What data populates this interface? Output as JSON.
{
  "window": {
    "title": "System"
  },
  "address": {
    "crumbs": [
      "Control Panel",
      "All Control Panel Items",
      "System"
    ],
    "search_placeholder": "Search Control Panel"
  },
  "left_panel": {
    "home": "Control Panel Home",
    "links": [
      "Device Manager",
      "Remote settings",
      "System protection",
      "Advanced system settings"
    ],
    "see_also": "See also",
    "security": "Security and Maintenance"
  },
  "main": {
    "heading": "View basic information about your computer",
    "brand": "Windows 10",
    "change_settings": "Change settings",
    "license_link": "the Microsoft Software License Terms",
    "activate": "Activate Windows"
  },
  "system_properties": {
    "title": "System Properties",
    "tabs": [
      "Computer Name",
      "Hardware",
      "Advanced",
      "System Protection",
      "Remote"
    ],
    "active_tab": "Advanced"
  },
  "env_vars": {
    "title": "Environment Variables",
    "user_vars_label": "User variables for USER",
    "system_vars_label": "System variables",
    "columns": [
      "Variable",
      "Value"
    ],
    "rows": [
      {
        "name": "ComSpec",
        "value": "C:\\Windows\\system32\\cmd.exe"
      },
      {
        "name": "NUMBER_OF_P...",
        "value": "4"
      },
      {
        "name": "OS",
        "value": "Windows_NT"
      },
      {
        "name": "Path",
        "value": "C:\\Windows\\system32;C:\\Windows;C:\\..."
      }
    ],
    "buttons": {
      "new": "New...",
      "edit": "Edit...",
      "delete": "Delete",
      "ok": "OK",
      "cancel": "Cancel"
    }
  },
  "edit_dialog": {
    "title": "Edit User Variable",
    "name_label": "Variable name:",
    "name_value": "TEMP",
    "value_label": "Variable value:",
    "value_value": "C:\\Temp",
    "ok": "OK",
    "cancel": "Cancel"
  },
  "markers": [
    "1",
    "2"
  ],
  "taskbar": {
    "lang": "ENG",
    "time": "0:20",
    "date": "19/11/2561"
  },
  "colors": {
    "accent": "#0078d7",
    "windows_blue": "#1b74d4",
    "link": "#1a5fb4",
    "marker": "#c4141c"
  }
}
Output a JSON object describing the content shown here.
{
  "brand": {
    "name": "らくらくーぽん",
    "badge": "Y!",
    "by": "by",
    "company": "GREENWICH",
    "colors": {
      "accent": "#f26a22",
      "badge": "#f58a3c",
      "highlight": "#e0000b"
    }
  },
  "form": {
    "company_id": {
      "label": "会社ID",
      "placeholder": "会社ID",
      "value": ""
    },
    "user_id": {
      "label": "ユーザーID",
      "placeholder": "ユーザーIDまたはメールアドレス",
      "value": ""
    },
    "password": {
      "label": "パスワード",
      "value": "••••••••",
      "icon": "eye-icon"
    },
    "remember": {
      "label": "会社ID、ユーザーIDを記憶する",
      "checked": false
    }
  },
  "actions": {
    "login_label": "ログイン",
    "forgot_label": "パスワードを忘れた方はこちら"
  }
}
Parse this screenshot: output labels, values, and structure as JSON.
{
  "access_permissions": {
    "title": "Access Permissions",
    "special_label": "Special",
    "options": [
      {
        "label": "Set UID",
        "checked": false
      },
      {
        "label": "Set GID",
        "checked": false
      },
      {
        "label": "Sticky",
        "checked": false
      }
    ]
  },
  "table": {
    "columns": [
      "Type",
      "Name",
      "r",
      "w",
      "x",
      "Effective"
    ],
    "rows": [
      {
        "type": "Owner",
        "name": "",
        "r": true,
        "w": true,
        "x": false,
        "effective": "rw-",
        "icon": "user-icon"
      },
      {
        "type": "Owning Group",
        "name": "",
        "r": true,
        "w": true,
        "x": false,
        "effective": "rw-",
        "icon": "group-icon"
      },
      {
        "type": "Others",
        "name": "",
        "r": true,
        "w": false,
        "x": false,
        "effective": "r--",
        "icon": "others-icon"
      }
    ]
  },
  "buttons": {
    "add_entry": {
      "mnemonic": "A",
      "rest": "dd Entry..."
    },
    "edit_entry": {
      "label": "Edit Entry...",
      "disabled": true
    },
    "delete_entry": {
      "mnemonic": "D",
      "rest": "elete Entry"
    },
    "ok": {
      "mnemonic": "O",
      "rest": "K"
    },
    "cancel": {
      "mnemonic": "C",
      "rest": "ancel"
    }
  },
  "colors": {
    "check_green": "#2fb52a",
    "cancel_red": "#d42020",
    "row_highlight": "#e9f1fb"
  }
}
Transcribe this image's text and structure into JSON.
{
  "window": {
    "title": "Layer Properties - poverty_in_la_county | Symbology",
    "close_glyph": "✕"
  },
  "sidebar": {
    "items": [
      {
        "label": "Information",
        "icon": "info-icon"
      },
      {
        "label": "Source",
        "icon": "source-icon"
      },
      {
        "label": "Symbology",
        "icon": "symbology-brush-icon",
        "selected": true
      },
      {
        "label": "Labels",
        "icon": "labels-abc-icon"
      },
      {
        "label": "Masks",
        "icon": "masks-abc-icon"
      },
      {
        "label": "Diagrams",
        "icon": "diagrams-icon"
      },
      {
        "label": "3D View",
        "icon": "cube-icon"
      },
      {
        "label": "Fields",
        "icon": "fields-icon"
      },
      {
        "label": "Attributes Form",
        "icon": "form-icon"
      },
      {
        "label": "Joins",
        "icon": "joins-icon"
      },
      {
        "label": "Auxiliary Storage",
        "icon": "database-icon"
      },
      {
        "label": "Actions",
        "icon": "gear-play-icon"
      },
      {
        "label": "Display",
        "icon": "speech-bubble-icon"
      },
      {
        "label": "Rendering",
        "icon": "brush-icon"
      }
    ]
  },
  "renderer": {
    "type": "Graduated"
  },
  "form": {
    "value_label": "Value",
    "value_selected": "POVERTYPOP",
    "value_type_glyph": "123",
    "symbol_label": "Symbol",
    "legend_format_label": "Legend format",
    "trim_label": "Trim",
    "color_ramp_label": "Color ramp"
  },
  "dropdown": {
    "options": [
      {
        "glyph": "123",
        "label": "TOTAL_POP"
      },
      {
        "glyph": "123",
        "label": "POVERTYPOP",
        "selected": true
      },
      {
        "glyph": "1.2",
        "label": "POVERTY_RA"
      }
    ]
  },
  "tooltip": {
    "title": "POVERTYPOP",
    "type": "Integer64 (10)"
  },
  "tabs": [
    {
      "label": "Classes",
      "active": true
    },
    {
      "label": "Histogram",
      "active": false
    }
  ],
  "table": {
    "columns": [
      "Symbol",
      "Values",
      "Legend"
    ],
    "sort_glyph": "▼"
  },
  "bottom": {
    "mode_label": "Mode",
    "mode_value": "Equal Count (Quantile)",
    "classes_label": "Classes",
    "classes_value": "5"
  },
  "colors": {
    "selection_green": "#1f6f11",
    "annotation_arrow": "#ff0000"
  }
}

########

→ EXERCISE: Nothing should be left out: repeat all of the data exactly.

→ ANSWER FOR THIS EXERCISE:
What data populates this interface? Output as JSON.
{
  "window": {
    "title": "System"
  },
  "address": {
    "crumbs": [
      "Control Panel",
      "All Control Panel Items",
      "System"
    ],
    "search_placeholder": "Search Control Panel"
  },
  "left_panel": {
    "home": "Control Panel Home",
    "links": [
      "Device Manager",
      "Remote settings",
      "System protection",
      "Advanced system settings"
    ],
    "see_also": "See also",
    "security": "Security and Maintenance"
  },
  "main": {
    "heading": "View basic information about your computer",
    "brand": "Windows 10",
    "change_settings": "Change settings",
    "license_link": "the Microsoft Software License Terms",
    "activate": "Activate Windows"
  },
  "system_properties": {
    "title": "System Properties",
    "tabs": [
      "Computer Name",
      "Hardware",
      "Advanced",
      "System Protection",
      "Remote"
    ],
    "active_tab": "Advanced"
  },
  "env_vars": {
    "title": "Environment Variables",
    "user_vars_label": "User variables for USER",
    "system_vars_label": "System variables",
    "columns": [
      "Variable",
      "Value"
    ],
    "rows": [
      {
        "name": "ComSpec",
        "value": "C:\\Windows\\system32\\cmd.exe"
      },
      {
        "name": "NUMBER_OF_P...",
        "value": "4"
      },
      {
        "name": "OS",
        "value": "Windows_NT"
      },
      {
        "name": "Path",
        "value": "C:\\Windows\\system32;C:\\Windows;C:\\..."
      }
    ],
    "buttons": {
      "new": "New...",
      "edit": "Edit...",
      "delete": "Delete",
      "ok": "OK",
      "cancel": "Cancel"
    }
  },
  "edit_dialog": {
    "title": "Edit User Variable",
    "name_label": "Variable name:",
    "name_value": "TEMP",
    "value_label": "Variable value:",
    "value_value": "C:\\Temp",
    "ok": "OK",
    "cancel": "Cancel"
  },
  "markers": [
    "1",
    "2"
  ],
  "taskbar": {
    "lang": "ENG",
    "time": "0:20",
    "date": "19/11/2561"
  },
  "colors": {
    "accent": "#0078d7",
    "windows_blue": "#1b74d4",
    "link": "#1a5fb4",
    "marker": "#c4141c"
  }
}
Output a JSON object describing the content shown here.
{
  "brand": {
    "name": "らくらくーぽん",
    "badge": "Y!",
    "by": "by",
    "company": "GREENWICH",
    "colors": {
      "accent": "#f26a22",
      "badge": "#f58a3c",
      "highlight": "#e0000b"
    }
  },
  "form": {
    "company_id": {
      "label": "会社ID",
      "placeholder": "会社ID",
      "value": ""
    },
    "user_id": {
      "label": "ユーザーID",
      "placeholder": "ユーザーIDまたはメールアドレス",
      "value": ""
    },
    "password": {
      "label": "パスワード",
      "value": "••••••••",
      "icon": "eye-icon"
    },
    "remember": {
      "label": "会社ID、ユーザーIDを記憶する",
      "checked": false
    }
  },
  "actions": {
    "login_label": "ログイン",
    "forgot_label": "パスワードを忘れた方はこちら"
  }
}
Parse this screenshot: output labels, values, and structure as JSON.
{
  "access_permissions": {
    "title": "Access Permissions",
    "special_label": "Special",
    "options": [
      {
        "label": "Set UID",
        "checked": false
      },
      {
        "label": "Set GID",
        "checked": false
      },
      {
        "label": "Sticky",
        "checked": false
      }
    ]
  },
  "table": {
    "columns": [
      "Type",
      "Name",
      "r",
      "w",
      "x",
      "Effective"
    ],
    "rows": [
      {
        "type": "Owner",
        "name": "",
        "r": true,
        "w": true,
        "x": false,
        "effective": "rw-",
        "icon": "user-icon"
      },
      {
        "type": "Owning Group",
        "name": "",
        "r": true,
        "w": true,
        "x": false,
        "effective": "rw-",
        "icon": "group-icon"
      },
      {
        "type": "Others",
        "name": "",
        "r": true,
        "w": false,
        "x": false,
        "effective": "r--",
        "icon": "others-icon"
      }
    ]
  },
  "buttons": {
    "add_entry": {
      "mnemonic": "A",
      "rest": "dd Entry..."
    },
    "edit_entry": {
      "label": "Edit Entry...",
      "disabled": true
    },
    "delete_entry": {
      "mnemonic": "D",
      "rest": "elete Entry"
    },
    "ok": {
      "mnemonic": "O",
      "rest": "K"
    },
    "cancel": {
      "mnemonic": "C",
      "rest": "ancel"
    }
  },
  "colors": {
    "check_green": "#2fb52a",
    "cancel_red": "#d42020",
    "row_highlight": "#e9f1fb"
  }
}
Transcribe this image's text and structure into JSON.
{
  "window": {
    "title": "Layer Properties - poverty_in_la_county | Symbology",
    "close_glyph": "✕"
  },
  "sidebar": {
    "items": [
      {
        "label": "Information",
        "icon": "info-icon"
      },
      {
        "label": "Source",
        "icon": "source-icon"
      },
      {
        "label": "Symbology",
        "icon": "symbology-brush-icon",
        "selected": true
      },
      {
        "label": "Labels",
        "icon": "labels-abc-icon"
      },
      {
        "label": "Masks",
        "icon": "masks-abc-icon"
      },
      {
        "label": "Diagrams",
        "icon": "diagrams-icon"
      },
      {
        "label": "3D View",
        "icon": "cube-icon"
      },
      {
        "label": "Fields",
        "icon": "fields-icon"
      },
      {
        "label": "Attributes Form",
        "icon": "form-icon"
      },
      {
        "label": "Joins",
        "icon": "joins-icon"
      },
      {
        "label": "Auxiliary Storage",
        "icon": "database-icon"
      },
      {
        "label": "Actions",
        "icon": "gear-play-icon"
      },
      {
        "label": "Display",
        "icon": "speech-bubble-icon"
      },
      {
        "label": "Rendering",
        "icon": "brush-icon"
      }
    ]
  },
  "renderer": {
    "type": "Graduated"
  },
  "form": {
    "value_label": "Value",
    "value_selected": "POVERTYPOP",
    "value_type_glyph": "123",
    "symbol_label": "Symbol",
    "legend_format_label": "Legend format",
    "trim_label": "Trim",
    "color_ramp_label": "Color ramp"
  },
  "dropdown": {
    "options": [
      {
        "glyph": "123",
        "label": "TOTAL_POP"
      },
      {
        "glyph": "123",
        "label": "POVERTYPOP",
        "selected": true
      },
      {
        "glyph": "1.2",
        "label": "POVERTY_RA"
      }
    ]
  },
  "tooltip": {
    "title": "POVERTYPOP",
    "type": "Integer64 (10)"
  },
  "tabs": [
    {
      "label": "Classes",
      "active": true
    },
    {
      "label": "Histogram",
      "active": false
    }
  ],
  "table": {
    "columns": [
      "Symbol",
      "Values",
      "Legend"
    ],
    "sort_glyph": "▼"
  },
  "bottom": {
    "mode_label": "Mode",
    "mode_value": "Equal Count (Quantile)",
    "classes_label": "Classes",
    "classes_value": "5"
  },
  "colors": {
    "selection_green": "#1f6f11",
    "annotation_arrow": "#ff0000"
  }
}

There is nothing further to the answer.